> **What to work on**
Search the data for the string "from" and extract every line where it appears.

> **Listed records**
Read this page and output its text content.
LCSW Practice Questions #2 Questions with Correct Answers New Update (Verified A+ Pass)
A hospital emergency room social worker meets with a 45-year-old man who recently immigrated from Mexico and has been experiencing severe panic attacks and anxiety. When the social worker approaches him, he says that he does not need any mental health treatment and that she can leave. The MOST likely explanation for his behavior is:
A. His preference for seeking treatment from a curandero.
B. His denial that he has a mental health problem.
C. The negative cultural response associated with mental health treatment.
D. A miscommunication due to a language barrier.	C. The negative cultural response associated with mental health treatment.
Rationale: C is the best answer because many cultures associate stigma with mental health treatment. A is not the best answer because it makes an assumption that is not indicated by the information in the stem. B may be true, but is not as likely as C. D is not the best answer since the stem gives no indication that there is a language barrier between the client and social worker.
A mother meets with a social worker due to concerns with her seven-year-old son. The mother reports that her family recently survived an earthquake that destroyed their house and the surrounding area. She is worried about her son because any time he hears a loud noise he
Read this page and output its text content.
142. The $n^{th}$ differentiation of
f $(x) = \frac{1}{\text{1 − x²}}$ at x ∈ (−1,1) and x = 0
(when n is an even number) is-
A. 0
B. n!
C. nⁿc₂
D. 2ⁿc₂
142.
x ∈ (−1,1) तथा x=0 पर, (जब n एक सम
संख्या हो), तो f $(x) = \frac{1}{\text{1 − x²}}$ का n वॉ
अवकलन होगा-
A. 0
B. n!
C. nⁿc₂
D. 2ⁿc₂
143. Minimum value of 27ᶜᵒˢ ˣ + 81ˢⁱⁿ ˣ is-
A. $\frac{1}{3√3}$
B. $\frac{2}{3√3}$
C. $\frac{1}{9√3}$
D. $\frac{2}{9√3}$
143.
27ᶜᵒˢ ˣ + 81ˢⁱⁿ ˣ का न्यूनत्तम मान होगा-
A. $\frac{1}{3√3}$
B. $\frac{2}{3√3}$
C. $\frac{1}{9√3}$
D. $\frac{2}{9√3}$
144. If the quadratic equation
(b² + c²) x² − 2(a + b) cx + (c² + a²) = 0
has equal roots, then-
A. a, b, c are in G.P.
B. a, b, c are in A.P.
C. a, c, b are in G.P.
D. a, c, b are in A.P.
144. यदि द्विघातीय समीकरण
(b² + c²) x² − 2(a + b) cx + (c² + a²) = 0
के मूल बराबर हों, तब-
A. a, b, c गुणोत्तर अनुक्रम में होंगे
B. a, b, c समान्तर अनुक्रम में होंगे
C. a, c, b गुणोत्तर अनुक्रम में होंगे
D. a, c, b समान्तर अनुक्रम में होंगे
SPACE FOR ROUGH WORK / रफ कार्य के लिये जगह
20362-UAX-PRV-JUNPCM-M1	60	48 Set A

> **Completed exercise**
A hospital emergency room social worker meets with a 45-year-old man who recently immigrated from Mexico and has been experiencing severe panic attacks and anxiety. When the social worker approaches him, he says that he does not need any mental health treatment and that she can leave. The MOST likely explanation for his behavior is:
A. His preference for seeking treatment from a curandero.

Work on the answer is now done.